AIM:
Find each line with the word "JSON" and copy it.

.....

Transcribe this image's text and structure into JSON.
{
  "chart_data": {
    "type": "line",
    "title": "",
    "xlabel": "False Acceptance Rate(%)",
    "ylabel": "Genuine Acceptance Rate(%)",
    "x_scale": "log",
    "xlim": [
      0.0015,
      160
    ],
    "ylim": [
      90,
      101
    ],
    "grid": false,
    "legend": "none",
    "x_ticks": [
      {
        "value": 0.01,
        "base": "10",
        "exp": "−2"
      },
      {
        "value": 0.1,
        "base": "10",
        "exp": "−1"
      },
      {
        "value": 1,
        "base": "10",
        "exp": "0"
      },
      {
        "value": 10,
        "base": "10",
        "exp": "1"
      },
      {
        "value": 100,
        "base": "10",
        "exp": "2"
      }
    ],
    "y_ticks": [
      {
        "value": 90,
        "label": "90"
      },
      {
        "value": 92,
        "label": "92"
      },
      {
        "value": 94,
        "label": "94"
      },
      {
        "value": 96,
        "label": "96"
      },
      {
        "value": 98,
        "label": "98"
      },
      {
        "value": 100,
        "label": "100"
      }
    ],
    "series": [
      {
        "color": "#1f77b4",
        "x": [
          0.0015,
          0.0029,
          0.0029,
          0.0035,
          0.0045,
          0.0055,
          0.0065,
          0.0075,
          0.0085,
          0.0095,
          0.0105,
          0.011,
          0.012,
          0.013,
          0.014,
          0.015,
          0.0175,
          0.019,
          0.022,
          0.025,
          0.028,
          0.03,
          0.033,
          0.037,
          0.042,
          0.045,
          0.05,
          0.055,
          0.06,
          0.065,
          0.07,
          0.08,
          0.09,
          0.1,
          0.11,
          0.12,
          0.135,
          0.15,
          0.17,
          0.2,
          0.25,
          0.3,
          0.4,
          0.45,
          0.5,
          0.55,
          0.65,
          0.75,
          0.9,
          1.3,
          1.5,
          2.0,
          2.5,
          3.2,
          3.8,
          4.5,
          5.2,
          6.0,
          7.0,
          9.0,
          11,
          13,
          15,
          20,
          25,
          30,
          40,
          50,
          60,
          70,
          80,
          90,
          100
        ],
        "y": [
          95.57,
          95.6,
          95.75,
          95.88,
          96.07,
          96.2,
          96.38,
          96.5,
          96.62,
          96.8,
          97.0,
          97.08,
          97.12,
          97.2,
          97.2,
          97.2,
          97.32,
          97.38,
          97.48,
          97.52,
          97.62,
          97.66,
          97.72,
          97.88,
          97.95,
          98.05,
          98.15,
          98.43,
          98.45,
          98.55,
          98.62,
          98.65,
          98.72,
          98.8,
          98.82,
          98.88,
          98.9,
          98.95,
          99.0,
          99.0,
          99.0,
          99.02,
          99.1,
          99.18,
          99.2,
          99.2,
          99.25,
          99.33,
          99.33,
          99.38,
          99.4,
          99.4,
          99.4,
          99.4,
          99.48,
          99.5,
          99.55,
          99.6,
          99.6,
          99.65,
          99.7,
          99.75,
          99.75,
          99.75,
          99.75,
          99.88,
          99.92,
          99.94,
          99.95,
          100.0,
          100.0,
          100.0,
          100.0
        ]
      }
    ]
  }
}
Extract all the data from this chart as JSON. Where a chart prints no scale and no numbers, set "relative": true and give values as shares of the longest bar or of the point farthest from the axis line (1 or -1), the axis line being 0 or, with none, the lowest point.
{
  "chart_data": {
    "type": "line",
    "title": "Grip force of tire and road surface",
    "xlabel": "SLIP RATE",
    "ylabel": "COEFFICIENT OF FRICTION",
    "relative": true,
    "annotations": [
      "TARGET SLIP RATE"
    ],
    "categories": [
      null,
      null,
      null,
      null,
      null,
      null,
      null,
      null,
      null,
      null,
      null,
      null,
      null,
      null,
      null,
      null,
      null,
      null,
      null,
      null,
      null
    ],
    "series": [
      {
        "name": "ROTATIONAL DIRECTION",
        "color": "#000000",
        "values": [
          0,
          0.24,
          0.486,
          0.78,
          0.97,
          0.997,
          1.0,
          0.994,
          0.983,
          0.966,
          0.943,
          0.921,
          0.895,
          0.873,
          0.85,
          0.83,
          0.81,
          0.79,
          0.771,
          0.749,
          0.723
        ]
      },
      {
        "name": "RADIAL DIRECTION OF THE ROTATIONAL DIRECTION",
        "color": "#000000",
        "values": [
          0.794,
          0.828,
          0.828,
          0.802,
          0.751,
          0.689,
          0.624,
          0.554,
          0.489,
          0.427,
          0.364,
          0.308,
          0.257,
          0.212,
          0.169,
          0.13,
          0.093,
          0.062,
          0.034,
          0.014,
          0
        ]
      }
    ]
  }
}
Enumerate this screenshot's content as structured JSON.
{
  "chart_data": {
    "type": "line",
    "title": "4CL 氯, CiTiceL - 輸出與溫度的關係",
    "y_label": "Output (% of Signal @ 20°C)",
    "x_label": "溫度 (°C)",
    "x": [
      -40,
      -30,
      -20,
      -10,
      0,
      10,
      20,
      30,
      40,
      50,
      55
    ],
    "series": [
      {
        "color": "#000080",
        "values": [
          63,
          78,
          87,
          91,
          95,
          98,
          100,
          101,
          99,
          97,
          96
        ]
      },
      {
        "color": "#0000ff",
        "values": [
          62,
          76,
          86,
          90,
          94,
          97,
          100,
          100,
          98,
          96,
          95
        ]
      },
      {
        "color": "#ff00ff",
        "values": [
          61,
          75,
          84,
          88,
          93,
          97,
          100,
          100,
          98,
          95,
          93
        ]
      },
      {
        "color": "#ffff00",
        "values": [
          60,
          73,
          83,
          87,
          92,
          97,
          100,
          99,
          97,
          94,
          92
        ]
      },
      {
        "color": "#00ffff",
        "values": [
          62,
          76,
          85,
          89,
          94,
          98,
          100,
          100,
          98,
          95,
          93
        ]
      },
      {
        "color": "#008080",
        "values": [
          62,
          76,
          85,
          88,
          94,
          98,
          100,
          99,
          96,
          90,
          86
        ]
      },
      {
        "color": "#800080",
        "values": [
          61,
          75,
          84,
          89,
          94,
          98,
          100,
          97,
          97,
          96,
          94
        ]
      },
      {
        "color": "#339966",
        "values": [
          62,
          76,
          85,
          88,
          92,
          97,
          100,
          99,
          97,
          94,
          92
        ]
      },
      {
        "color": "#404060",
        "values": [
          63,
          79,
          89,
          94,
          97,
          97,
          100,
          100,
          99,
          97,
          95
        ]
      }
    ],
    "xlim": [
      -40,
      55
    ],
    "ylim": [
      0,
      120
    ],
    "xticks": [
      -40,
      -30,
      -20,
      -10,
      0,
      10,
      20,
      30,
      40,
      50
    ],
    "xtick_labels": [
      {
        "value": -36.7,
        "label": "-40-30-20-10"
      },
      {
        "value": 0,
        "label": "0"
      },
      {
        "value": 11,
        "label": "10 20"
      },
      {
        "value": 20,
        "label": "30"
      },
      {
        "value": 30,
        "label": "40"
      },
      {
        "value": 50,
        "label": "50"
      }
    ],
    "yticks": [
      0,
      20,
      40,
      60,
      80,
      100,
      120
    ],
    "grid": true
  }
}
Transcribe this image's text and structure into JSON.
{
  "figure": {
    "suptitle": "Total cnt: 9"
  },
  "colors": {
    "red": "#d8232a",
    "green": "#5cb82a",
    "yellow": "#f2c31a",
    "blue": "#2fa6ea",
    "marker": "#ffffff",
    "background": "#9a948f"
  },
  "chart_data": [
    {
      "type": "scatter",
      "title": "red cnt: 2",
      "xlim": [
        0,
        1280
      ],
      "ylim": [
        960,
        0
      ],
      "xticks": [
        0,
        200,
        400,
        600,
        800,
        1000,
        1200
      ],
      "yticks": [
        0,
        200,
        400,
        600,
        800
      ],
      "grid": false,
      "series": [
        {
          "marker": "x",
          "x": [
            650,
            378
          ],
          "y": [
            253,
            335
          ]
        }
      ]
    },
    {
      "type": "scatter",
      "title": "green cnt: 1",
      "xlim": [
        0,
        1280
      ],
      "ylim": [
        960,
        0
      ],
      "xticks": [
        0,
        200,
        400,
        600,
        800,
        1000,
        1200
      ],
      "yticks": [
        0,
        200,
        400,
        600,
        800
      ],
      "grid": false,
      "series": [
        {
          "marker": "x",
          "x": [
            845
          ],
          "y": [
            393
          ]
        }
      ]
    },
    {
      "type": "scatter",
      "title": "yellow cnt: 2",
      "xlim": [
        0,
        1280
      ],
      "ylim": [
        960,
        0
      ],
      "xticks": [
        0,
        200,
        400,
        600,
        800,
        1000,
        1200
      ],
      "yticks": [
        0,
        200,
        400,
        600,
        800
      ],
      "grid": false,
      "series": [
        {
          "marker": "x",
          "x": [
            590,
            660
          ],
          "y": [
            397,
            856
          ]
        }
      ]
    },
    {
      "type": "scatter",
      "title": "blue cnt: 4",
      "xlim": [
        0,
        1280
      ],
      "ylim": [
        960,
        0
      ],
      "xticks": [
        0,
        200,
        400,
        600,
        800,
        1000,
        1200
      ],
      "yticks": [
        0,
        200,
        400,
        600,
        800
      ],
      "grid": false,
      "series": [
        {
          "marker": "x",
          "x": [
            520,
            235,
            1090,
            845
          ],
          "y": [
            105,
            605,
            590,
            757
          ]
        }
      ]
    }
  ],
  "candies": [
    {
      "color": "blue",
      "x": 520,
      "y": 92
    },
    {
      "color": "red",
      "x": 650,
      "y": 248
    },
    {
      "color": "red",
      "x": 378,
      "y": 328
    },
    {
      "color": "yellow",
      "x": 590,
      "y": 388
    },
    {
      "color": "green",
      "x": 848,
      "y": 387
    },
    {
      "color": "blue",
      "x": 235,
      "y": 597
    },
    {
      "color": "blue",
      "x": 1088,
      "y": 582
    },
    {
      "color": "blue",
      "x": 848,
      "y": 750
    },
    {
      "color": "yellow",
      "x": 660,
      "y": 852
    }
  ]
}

.....

FULL RESPONSE:
Transcribe this image's text and structure into JSON.
Extract all the data from this chart as JSON. Where a chart prints no scale and no numbers, set "relative": true and give values as shares of the longest bar or of the point farthest from the axis line (1 or -1), the axis line being 0 or, with none, the lowest point.
Enumerate this screenshot's content as structured JSON.
Transcribe this image's text and structure into JSON.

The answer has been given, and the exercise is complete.